◆ **REQUIREMENT**
Show all lines from the data that include the word "JSON".

◆ **DATA SECTION**
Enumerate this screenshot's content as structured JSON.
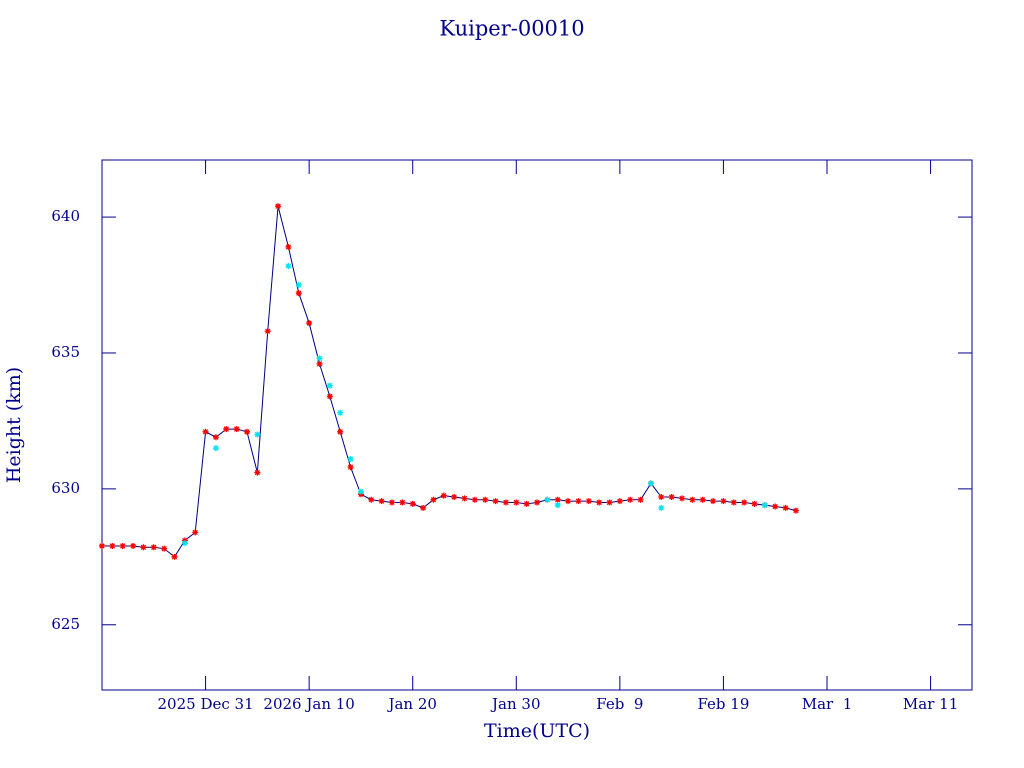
{
  "chart_data": {
    "type": "line",
    "title": "Kuiper-00010",
    "x_label": "Time(UTC)",
    "y_label": "Height (km)",
    "xlim": [
      "2025-12-21",
      "2026-03-15"
    ],
    "xticks": [
      {
        "value": "2025-12-31",
        "label": "2025 Dec 31"
      },
      {
        "value": "2026-01-10",
        "label": "2026 Jan 10"
      },
      {
        "value": "2026-01-20",
        "label": "Jan 20"
      },
      {
        "value": "2026-01-30",
        "label": "Jan 30"
      },
      {
        "value": "2026-02-09",
        "label": "Feb  9"
      },
      {
        "value": "2026-02-19",
        "label": "Feb 19"
      },
      {
        "value": "2026-03-01",
        "label": "Mar  1"
      },
      {
        "value": "2026-03-11",
        "label": "Mar 11"
      }
    ],
    "ylim": [
      622.6,
      642.1
    ],
    "yticks": [
      625,
      630,
      635,
      640
    ],
    "axis_color": "#00008b",
    "series": [
      {
        "color": "#000080",
        "marker_color": "#ff0000",
        "line": true,
        "x": [
          "2025-12-21",
          "2025-12-22",
          "2025-12-23",
          "2025-12-24",
          "2025-12-25",
          "2025-12-26",
          "2025-12-27",
          "2025-12-28",
          "2025-12-29",
          "2025-12-30",
          "2025-12-31",
          "2026-01-01",
          "2026-01-02",
          "2026-01-03",
          "2026-01-04",
          "2026-01-05",
          "2026-01-06",
          "2026-01-07",
          "2026-01-08",
          "2026-01-09",
          "2026-01-10",
          "2026-01-11",
          "2026-01-12",
          "2026-01-13",
          "2026-01-14",
          "2026-01-15",
          "2026-01-16",
          "2026-01-17",
          "2026-01-18",
          "2026-01-19",
          "2026-01-20",
          "2026-01-21",
          "2026-01-22",
          "2026-01-23",
          "2026-01-24",
          "2026-01-25",
          "2026-01-26",
          "2026-01-27",
          "2026-01-28",
          "2026-01-29",
          "2026-01-30",
          "2026-01-31",
          "2026-02-01",
          "2026-02-02",
          "2026-02-03",
          "2026-02-04",
          "2026-02-05",
          "2026-02-06",
          "2026-02-07",
          "2026-02-08",
          "2026-02-09",
          "2026-02-10",
          "2026-02-11",
          "2026-02-12",
          "2026-02-13",
          "2026-02-14",
          "2026-02-15",
          "2026-02-16",
          "2026-02-17",
          "2026-02-18",
          "2026-02-19",
          "2026-02-20",
          "2026-02-21",
          "2026-02-22",
          "2026-02-23",
          "2026-02-24",
          "2026-02-25",
          "2026-02-26"
        ],
        "values": [
          627.9,
          627.9,
          627.9,
          627.9,
          627.85,
          627.85,
          627.8,
          627.5,
          628.1,
          628.4,
          632.1,
          631.9,
          632.2,
          632.2,
          632.1,
          630.6,
          635.8,
          640.4,
          638.9,
          637.2,
          636.1,
          634.6,
          633.4,
          632.1,
          630.8,
          629.8,
          629.6,
          629.55,
          629.5,
          629.5,
          629.45,
          629.3,
          629.6,
          629.75,
          629.7,
          629.65,
          629.6,
          629.6,
          629.55,
          629.5,
          629.5,
          629.45,
          629.5,
          629.6,
          629.6,
          629.55,
          629.55,
          629.55,
          629.5,
          629.5,
          629.55,
          629.6,
          629.6,
          630.2,
          629.7,
          629.7,
          629.65,
          629.6,
          629.6,
          629.55,
          629.55,
          629.5,
          629.5,
          629.45,
          629.4,
          629.35,
          629.3,
          629.2
        ]
      },
      {
        "color": "#00e5ee",
        "marker_color": "#00e5ee",
        "line": false,
        "x": [
          "2025-12-29",
          "2026-01-01",
          "2026-01-05",
          "2026-01-08",
          "2026-01-09",
          "2026-01-11",
          "2026-01-12",
          "2026-01-13",
          "2026-01-14",
          "2026-01-15",
          "2026-02-02",
          "2026-02-03",
          "2026-02-12",
          "2026-02-13",
          "2026-02-23"
        ],
        "values": [
          628.0,
          631.5,
          632.0,
          638.2,
          637.5,
          634.8,
          633.8,
          632.8,
          631.1,
          629.9,
          629.6,
          629.4,
          630.2,
          629.3,
          629.4
        ]
      }
    ]
  }
}
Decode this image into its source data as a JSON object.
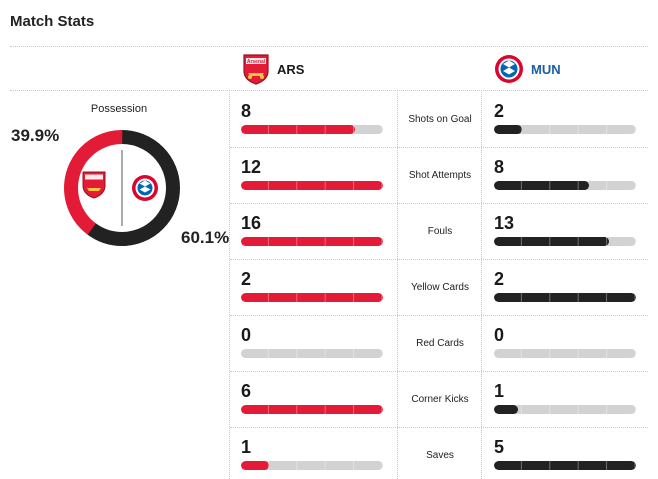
{
  "header": {
    "title": "Match Stats"
  },
  "teams": {
    "home": {
      "abbr": "ARS",
      "crest_label": "Arsenal",
      "color": "#e31b36"
    },
    "away": {
      "abbr": "MUN",
      "crest_label": "FC BAYERN MÜNCHEN",
      "color": "#222222",
      "abbr_color": "#1a5ea8"
    }
  },
  "possession": {
    "label": "Possession",
    "home": "39.9%",
    "away": "60.1%",
    "home_value": 39.9,
    "away_value": 60.1
  },
  "stats": [
    {
      "label": "Shots on Goal",
      "home": "8",
      "away": "2",
      "home_fill": 0.8,
      "away_fill": 0.2
    },
    {
      "label": "Shot Attempts",
      "home": "12",
      "away": "8",
      "home_fill": 1.0,
      "away_fill": 0.67
    },
    {
      "label": "Fouls",
      "home": "16",
      "away": "13",
      "home_fill": 1.0,
      "away_fill": 0.81
    },
    {
      "label": "Yellow Cards",
      "home": "2",
      "away": "2",
      "home_fill": 1.0,
      "away_fill": 1.0
    },
    {
      "label": "Red Cards",
      "home": "0",
      "away": "0",
      "home_fill": 0.0,
      "away_fill": 0.0
    },
    {
      "label": "Corner Kicks",
      "home": "6",
      "away": "1",
      "home_fill": 1.0,
      "away_fill": 0.17
    },
    {
      "label": "Saves",
      "home": "1",
      "away": "5",
      "home_fill": 0.2,
      "away_fill": 1.0
    }
  ]
}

◆ **SOLUTION FOR THIS EXERCISE**
Enumerate this screenshot's content as structured JSON.
Decode this image into its source data as a JSON object.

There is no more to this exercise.